Reproduce the material exactly, omitting nothing.

• Stored data
## START

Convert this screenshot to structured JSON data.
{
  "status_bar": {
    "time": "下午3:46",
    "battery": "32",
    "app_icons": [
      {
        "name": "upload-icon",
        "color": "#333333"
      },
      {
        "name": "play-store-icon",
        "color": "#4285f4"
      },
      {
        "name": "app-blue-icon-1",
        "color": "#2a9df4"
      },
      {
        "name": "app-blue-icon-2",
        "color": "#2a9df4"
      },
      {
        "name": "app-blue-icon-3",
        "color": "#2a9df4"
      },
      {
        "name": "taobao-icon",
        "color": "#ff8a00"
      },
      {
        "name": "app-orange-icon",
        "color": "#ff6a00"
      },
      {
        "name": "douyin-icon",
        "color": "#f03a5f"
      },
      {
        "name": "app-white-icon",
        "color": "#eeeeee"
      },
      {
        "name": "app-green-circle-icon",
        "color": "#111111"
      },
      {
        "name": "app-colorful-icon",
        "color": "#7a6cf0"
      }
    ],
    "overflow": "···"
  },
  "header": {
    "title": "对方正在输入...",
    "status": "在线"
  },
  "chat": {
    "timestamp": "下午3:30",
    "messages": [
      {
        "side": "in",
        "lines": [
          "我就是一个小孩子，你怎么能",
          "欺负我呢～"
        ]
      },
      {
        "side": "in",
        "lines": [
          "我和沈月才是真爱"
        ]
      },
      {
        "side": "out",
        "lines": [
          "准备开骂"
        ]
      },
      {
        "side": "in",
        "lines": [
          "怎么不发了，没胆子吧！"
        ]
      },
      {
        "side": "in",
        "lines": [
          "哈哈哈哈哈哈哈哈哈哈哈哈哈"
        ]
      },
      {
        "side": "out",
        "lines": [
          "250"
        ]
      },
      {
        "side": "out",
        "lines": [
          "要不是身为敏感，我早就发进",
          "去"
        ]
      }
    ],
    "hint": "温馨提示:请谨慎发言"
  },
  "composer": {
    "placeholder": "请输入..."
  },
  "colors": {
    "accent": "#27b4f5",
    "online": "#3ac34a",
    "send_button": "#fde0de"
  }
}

## END

• The response
Convert this screenshot to structured JSON data.
{
  "status_bar": {
    "time": "下午3:46",
    "battery": "32",
    "app_icons": [
      {
        "name": "upload-icon",
        "color": "#333333"
      },
      {
        "name": "play-store-icon",
        "color": "#4285f4"
      },
      {
        "name": "app-blue-icon-1",
        "color": "#2a9df4"
      },
      {
        "name": "app-blue-icon-2",
        "color": "#2a9df4"
      },
      {
        "name": "app-blue-icon-3",
        "color": "#2a9df4"
      },
      {
        "name": "taobao-icon",
        "color": "#ff8a00"
      },
      {
        "name": "app-orange-icon",
        "color": "#ff6a00"
      },
      {
        "name": "douyin-icon",
        "color": "#f03a5f"
      },
      {
        "name": "app-white-icon",
        "color": "#eeeeee"
      },
      {
        "name": "app-green-circle-icon",
        "color": "#111111"
      },
      {
        "name": "app-colorful-icon",
        "color": "#7a6cf0"
      }
    ],
    "overflow": "···"
  },
  "header": {
    "title": "对方正在输入...",
    "status": "在线"
  },
  "chat": {
    "timestamp": "下午3:30",
    "messages": [
      {
        "side": "in",
        "lines": [
          "我就是一个小孩子，你怎么能",
          "欺负我呢～"
        ]
      },
      {
        "side": "in",
        "lines": [
          "我和沈月才是真爱"
        ]
      },
      {
        "side": "out",
        "lines": [
          "准备开骂"
        ]
      },
      {
        "side": "in",
        "lines": [
          "怎么不发了，没胆子吧！"
        ]
      },
      {
        "side": "in",
        "lines": [
          "哈哈哈哈哈哈哈哈哈哈哈哈哈"
        ]
      },
      {
        "side": "out",
        "lines": [
          "250"
        ]
      },
      {
        "side": "out",
        "lines": [
          "要不是身为敏感，我早就发进",
          "去"
        ]
      }
    ],
    "hint": "温馨提示:请谨慎发言"
  },
  "composer": {
    "placeholder": "请输入..."
  },
  "colors": {
    "accent": "#27b4f5",
    "online": "#3ac34a",
    "send_button": "#fde0de"
  }
}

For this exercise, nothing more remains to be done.